■ EXERCISE GOAL ■
Extract every entry word for word.

-- BEGIN PROVIDED DATA --

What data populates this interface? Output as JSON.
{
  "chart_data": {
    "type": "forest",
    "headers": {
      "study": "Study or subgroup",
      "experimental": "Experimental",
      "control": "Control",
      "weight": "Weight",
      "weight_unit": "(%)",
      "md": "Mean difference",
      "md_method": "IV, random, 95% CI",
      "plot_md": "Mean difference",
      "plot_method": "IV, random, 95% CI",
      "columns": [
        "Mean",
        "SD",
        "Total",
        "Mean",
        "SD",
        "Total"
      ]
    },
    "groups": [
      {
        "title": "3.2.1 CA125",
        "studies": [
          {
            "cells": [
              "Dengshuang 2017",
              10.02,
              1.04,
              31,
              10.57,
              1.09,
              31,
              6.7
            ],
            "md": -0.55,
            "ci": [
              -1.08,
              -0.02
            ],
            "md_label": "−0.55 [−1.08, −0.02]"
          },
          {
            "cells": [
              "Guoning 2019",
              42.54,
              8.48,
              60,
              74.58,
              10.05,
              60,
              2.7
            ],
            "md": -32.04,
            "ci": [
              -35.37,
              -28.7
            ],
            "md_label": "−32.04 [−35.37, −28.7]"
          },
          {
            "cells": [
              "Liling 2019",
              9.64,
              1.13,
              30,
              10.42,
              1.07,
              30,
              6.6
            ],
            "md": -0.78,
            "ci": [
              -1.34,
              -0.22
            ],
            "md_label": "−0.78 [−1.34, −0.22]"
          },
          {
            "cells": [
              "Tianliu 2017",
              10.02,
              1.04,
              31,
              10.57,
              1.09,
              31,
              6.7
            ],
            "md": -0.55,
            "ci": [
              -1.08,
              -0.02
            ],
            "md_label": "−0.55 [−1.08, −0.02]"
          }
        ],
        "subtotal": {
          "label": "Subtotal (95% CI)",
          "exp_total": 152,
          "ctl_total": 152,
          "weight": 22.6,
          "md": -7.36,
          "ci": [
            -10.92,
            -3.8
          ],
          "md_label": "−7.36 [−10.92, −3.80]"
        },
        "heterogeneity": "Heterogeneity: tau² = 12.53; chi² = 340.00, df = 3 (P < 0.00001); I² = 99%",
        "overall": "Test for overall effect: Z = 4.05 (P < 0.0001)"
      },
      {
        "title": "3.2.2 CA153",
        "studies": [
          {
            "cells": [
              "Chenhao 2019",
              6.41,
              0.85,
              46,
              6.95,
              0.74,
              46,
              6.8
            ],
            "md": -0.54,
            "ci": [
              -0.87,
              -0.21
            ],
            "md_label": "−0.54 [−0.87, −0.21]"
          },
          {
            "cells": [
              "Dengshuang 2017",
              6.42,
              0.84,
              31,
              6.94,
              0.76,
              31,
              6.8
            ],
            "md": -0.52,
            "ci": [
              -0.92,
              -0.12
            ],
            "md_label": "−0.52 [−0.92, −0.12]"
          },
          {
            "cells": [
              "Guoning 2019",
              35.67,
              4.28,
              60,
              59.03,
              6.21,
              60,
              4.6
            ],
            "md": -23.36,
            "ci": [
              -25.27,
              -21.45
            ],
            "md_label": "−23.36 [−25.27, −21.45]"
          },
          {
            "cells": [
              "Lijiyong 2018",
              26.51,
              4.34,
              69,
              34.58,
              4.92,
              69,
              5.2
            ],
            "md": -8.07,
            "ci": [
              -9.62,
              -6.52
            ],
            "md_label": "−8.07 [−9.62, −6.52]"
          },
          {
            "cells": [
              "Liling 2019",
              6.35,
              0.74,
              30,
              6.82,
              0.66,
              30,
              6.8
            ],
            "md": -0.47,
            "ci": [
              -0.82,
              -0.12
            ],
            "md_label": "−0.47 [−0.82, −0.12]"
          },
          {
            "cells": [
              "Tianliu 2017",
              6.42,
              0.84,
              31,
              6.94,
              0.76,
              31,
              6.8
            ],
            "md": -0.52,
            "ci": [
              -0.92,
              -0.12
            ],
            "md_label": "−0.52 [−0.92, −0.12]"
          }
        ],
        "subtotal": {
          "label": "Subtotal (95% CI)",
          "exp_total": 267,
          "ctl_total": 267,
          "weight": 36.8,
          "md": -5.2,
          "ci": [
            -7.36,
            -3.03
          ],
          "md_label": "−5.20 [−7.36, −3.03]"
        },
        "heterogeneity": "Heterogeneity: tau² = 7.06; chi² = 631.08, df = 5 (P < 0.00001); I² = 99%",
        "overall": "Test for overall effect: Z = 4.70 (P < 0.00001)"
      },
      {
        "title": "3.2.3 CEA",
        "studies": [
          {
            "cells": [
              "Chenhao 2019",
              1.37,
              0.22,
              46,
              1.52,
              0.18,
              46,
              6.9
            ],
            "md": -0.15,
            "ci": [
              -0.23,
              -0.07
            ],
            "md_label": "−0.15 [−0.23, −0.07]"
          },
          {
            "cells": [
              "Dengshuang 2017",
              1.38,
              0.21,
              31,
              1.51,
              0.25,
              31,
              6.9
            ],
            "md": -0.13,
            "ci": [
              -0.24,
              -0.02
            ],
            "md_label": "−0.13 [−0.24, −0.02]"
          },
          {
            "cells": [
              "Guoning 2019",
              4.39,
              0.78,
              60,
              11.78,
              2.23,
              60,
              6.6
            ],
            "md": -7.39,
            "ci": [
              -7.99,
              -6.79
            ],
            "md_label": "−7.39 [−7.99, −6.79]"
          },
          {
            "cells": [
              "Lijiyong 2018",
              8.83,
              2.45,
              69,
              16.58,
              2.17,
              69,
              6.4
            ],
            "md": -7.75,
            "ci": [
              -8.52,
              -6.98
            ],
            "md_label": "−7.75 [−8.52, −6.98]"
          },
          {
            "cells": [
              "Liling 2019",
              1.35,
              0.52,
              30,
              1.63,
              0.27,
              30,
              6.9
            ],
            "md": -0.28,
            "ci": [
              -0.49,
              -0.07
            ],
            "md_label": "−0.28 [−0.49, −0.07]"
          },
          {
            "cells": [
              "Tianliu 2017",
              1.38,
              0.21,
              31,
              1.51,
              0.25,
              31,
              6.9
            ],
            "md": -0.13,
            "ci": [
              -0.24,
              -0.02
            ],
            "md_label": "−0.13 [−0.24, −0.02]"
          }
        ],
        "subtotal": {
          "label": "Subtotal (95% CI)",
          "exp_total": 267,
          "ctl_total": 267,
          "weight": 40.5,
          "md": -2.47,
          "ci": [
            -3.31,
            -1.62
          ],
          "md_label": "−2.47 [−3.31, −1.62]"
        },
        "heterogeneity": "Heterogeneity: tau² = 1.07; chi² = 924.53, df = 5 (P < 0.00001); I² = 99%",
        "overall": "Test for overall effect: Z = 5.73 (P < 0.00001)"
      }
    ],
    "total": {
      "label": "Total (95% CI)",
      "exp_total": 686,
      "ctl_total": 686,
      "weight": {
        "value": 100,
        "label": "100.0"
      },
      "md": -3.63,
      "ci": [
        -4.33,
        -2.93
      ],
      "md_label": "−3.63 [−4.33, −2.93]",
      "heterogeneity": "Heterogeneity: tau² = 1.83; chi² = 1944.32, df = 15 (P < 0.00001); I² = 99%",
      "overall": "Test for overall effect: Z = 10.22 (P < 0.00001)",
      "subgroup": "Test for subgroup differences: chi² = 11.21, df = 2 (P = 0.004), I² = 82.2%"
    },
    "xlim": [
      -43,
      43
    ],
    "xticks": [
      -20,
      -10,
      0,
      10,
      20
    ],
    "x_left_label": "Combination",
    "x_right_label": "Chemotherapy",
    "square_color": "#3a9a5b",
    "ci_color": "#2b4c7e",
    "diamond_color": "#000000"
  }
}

-- END PROVIDED DATA --

■ SOLVED PROBLEM ■
What data populates this interface? Output as JSON.
{
  "chart_data": {
    "type": "forest",
    "headers": {
      "study": "Study or subgroup",
      "experimental": "Experimental",
      "control": "Control",
      "weight": "Weight",
      "weight_unit": "(%)",
      "md": "Mean difference",
      "md_method": "IV, random, 95% CI",
      "plot_md": "Mean difference",
      "plot_method": "IV, random, 95% CI",
      "columns": [
        "Mean",
        "SD",
        "Total",
        "Mean",
        "SD",
        "Total"
      ]
    },
    "groups": [
      {
        "title": "3.2.1 CA125",
        "studies": [
          {
            "cells": [
              "Dengshuang 2017",
              10.02,
              1.04,
              31,
              10.57,
              1.09,
              31,
              6.7
            ],
            "md": -0.55,
            "ci": [
              -1.08,
              -0.02
            ],
            "md_label": "−0.55 [−1.08, −0.02]"
          },
          {
            "cells": [
              "Guoning 2019",
              42.54,
              8.48,
              60,
              74.58,
              10.05,
              60,
              2.7
            ],
            "md": -32.04,
            "ci": [
              -35.37,
              -28.7
            ],
            "md_label": "−32.04 [−35.37, −28.7]"
          },
          {
            "cells": [
              "Liling 2019",
              9.64,
              1.13,
              30,
              10.42,
              1.07,
              30,
              6.6
            ],
            "md": -0.78,
            "ci": [
              -1.34,
              -0.22
            ],
            "md_label": "−0.78 [−1.34, −0.22]"
          },
          {
            "cells": [
              "Tianliu 2017",
              10.02,
              1.04,
              31,
              10.57,
              1.09,
              31,
              6.7
            ],
            "md": -0.55,
            "ci": [
              -1.08,
              -0.02
            ],
            "md_label": "−0.55 [−1.08, −0.02]"
          }
        ],
        "subtotal": {
          "label": "Subtotal (95% CI)",
          "exp_total": 152,
          "ctl_total": 152,
          "weight": 22.6,
          "md": -7.36,
          "ci": [
            -10.92,
            -3.8
          ],
          "md_label": "−7.36 [−10.92, −3.80]"
        },
        "heterogeneity": "Heterogeneity: tau² = 12.53; chi² = 340.00, df = 3 (P < 0.00001); I² = 99%",
        "overall": "Test for overall effect: Z = 4.05 (P < 0.0001)"
      },
      {
        "title": "3.2.2 CA153",
        "studies": [
          {
            "cells": [
              "Chenhao 2019",
              6.41,
              0.85,
              46,
              6.95,
              0.74,
              46,
              6.8
            ],
            "md": -0.54,
            "ci": [
              -0.87,
              -0.21
            ],
            "md_label": "−0.54 [−0.87, −0.21]"
          },
          {
            "cells": [
              "Dengshuang 2017",
              6.42,
              0.84,
              31,
              6.94,
              0.76,
              31,
              6.8
            ],
            "md": -0.52,
            "ci": [
              -0.92,
              -0.12
            ],
            "md_label": "−0.52 [−0.92, −0.12]"
          },
          {
            "cells": [
              "Guoning 2019",
              35.67,
              4.28,
              60,
              59.03,
              6.21,
              60,
              4.6
            ],
            "md": -23.36,
            "ci": [
              -25.27,
              -21.45
            ],
            "md_label": "−23.36 [−25.27, −21.45]"
          },
          {
            "cells": [
              "Lijiyong 2018",
              26.51,
              4.34,
              69,
              34.58,
              4.92,
              69,
              5.2
            ],
            "md": -8.07,
            "ci": [
              -9.62,
              -6.52
            ],
            "md_label": "−8.07 [−9.62, −6.52]"
          },
          {
            "cells": [
              "Liling 2019",
              6.35,
              0.74,
              30,
              6.82,
              0.66,
              30,
              6.8
            ],
            "md": -0.47,
            "ci": [
              -0.82,
              -0.12
            ],
            "md_label": "−0.47 [−0.82, −0.12]"
          },
          {
            "cells": [
              "Tianliu 2017",
              6.42,
              0.84,
              31,
              6.94,
              0.76,
              31,
              6.8
            ],
            "md": -0.52,
            "ci": [
              -0.92,
              -0.12
            ],
            "md_label": "−0.52 [−0.92, −0.12]"
          }
        ],
        "subtotal": {
          "label": "Subtotal (95% CI)",
          "exp_total": 267,
          "ctl_total": 267,
          "weight": 36.8,
          "md": -5.2,
          "ci": [
            -7.36,
            -3.03
          ],
          "md_label": "−5.20 [−7.36, −3.03]"
        },
        "heterogeneity": "Heterogeneity: tau² = 7.06; chi² = 631.08, df = 5 (P < 0.00001); I² = 99%",
        "overall": "Test for overall effect: Z = 4.70 (P < 0.00001)"
      },
      {
        "title": "3.2.3 CEA",
        "studies": [
          {
            "cells": [
              "Chenhao 2019",
              1.37,
              0.22,
              46,
              1.52,
              0.18,
              46,
              6.9
            ],
            "md": -0.15,
            "ci": [
              -0.23,
              -0.07
            ],
            "md_label": "−0.15 [−0.23, −0.07]"
          },
          {
            "cells": [
              "Dengshuang 2017",
              1.38,
              0.21,
              31,
              1.51,
              0.25,
              31,
              6.9
            ],
            "md": -0.13,
            "ci": [
              -0.24,
              -0.02
            ],
            "md_label": "−0.13 [−0.24, −0.02]"
          },
          {
            "cells": [
              "Guoning 2019",
              4.39,
              0.78,
              60,
              11.78,
              2.23,
              60,
              6.6
            ],
            "md": -7.39,
            "ci": [
              -7.99,
              -6.79
            ],
            "md_label": "−7.39 [−7.99, −6.79]"
          },
          {
            "cells": [
              "Lijiyong 2018",
              8.83,
              2.45,
              69,
              16.58,
              2.17,
              69,
              6.4
            ],
            "md": -7.75,
            "ci": [
              -8.52,
              -6.98
            ],
            "md_label": "−7.75 [−8.52, −6.98]"
          },
          {
            "cells": [
              "Liling 2019",
              1.35,
              0.52,
              30,
              1.63,
              0.27,
              30,
              6.9
            ],
            "md": -0.28,
            "ci": [
              -0.49,
              -0.07
            ],
            "md_label": "−0.28 [−0.49, −0.07]"
          },
          {
            "cells": [
              "Tianliu 2017",
              1.38,
              0.21,
              31,
              1.51,
              0.25,
              31,
              6.9
            ],
            "md": -0.13,
            "ci": [
              -0.24,
              -0.02
            ],
            "md_label": "−0.13 [−0.24, −0.02]"
          }
        ],
        "subtotal": {
          "label": "Subtotal (95% CI)",
          "exp_total": 267,
          "ctl_total": 267,
          "weight": 40.5,
          "md": -2.47,
          "ci": [
            -3.31,
            -1.62
          ],
          "md_label": "−2.47 [−3.31, −1.62]"
        },
        "heterogeneity": "Heterogeneity: tau² = 1.07; chi² = 924.53, df = 5 (P < 0.00001); I² = 99%",
        "overall": "Test for overall effect: Z = 5.73 (P < 0.00001)"
      }
    ],
    "total": {
      "label": "Total (95% CI)",
      "exp_total": 686,
      "ctl_total": 686,
      "weight": {
        "value": 100,
        "label": "100.0"
      },
      "md": -3.63,
      "ci": [
        -4.33,
        -2.93
      ],
      "md_label": "−3.63 [−4.33, −2.93]",
      "heterogeneity": "Heterogeneity: tau² = 1.83; chi² = 1944.32, df = 15 (P < 0.00001); I² = 99%",
      "overall": "Test for overall effect: Z = 10.22 (P < 0.00001)",
      "subgroup": "Test for subgroup differences: chi² = 11.21, df = 2 (P = 0.004), I² = 82.2%"
    },
    "xlim": [
      -43,
      43
    ],
    "xticks": [
      -20,
      -10,
      0,
      10,
      20
    ],
    "x_left_label": "Combination",
    "x_right_label": "Chemotherapy",
    "square_color": "#3a9a5b",
    "ci_color": "#2b4c7e",
    "diamond_color": "#000000"
  }
}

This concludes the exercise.